Material to process:
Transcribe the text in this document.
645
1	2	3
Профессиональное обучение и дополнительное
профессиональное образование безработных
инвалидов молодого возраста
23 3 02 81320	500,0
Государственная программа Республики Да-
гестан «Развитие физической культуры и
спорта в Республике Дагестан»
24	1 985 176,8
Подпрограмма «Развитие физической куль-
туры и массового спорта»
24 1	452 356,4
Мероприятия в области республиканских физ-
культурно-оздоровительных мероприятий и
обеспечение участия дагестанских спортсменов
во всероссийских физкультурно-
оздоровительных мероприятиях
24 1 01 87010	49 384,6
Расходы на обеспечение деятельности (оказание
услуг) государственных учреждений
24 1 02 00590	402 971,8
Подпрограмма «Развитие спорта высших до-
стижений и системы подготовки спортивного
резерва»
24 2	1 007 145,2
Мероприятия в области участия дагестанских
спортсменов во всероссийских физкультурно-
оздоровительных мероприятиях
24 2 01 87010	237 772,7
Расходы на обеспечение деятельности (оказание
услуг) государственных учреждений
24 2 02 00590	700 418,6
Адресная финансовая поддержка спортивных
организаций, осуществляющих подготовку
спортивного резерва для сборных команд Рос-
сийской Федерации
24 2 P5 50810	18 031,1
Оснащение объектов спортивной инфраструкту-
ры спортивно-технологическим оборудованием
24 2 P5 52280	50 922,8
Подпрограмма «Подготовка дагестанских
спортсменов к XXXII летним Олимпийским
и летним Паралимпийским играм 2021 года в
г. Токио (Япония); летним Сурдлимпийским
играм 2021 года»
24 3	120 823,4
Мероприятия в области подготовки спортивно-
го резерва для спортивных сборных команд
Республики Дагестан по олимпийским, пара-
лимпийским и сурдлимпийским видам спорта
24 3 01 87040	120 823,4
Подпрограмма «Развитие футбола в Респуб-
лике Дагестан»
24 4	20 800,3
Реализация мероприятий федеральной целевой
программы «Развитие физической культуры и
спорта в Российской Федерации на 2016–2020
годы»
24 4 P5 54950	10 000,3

What the task requires: Pick out every line above that contains the word "Развитие" and copy it.

The reply:
гестан «Развитие физической культуры и
Подпрограмма «Развитие физической куль-
Подпрограмма «Развитие спорта высших до-
Подпрограмма «Развитие футбола в Респуб-
программы «Развитие физической культуры и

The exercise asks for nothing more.